— WHAT THIS TASK INVOLVES —
Transcribe the records exactly. Pictures do not belong in the transcription.

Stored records
━━━━━━━━━━━━━━━━

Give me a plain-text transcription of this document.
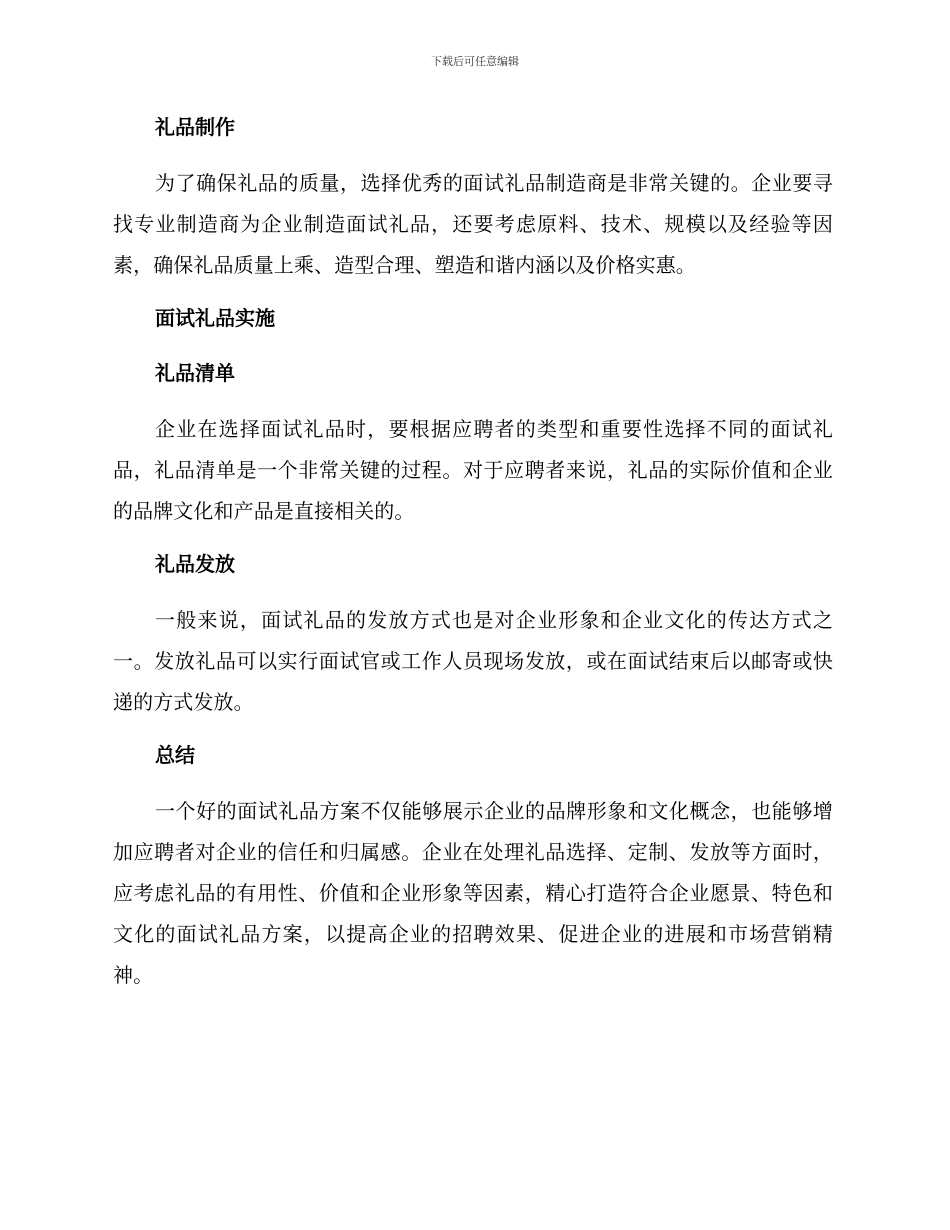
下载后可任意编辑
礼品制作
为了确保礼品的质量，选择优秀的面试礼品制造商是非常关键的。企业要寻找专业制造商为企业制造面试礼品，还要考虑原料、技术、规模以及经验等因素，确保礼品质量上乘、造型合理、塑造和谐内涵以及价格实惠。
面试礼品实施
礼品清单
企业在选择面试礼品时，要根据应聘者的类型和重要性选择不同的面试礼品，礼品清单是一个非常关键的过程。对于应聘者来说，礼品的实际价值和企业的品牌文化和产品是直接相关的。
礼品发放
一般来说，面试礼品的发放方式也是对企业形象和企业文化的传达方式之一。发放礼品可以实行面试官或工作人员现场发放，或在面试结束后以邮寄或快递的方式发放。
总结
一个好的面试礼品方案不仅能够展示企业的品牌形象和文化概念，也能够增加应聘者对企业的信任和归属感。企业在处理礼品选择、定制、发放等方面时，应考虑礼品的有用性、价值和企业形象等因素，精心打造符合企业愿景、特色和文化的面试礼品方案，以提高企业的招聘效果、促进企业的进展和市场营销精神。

━━━━━━━━━━━━━━━━

— WORKED SOLUTION —
Give me a plain-text transcription of this document.
下载后可任意编辑
礼品制作
为了确保礼品的质量，选择优秀的面试礼品制造商是非常关键的。企业要寻找专业制造商为企业制造面试礼品，还要考虑原料、技术、规模以及经验等因素，确保礼品质量上乘、造型合理、塑造和谐内涵以及价格实惠。
面试礼品实施
礼品清单
企业在选择面试礼品时，要根据应聘者的类型和重要性选择不同的面试礼品，礼品清单是一个非常关键的过程。对于应聘者来说，礼品的实际价值和企业的品牌文化和产品是直接相关的。
礼品发放
一般来说，面试礼品的发放方式也是对企业形象和企业文化的传达方式之一。发放礼品可以实行面试官或工作人员现场发放，或在面试结束后以邮寄或快递的方式发放。
总结
一个好的面试礼品方案不仅能够展示企业的品牌形象和文化概念，也能够增加应聘者对企业的信任和归属感。企业在处理礼品选择、定制、发放等方面时，应考虑礼品的有用性、价值和企业形象等因素，精心打造符合企业愿景、特色和文化的面试礼品方案，以提高企业的招聘效果、促进企业的进展和市场营销精神。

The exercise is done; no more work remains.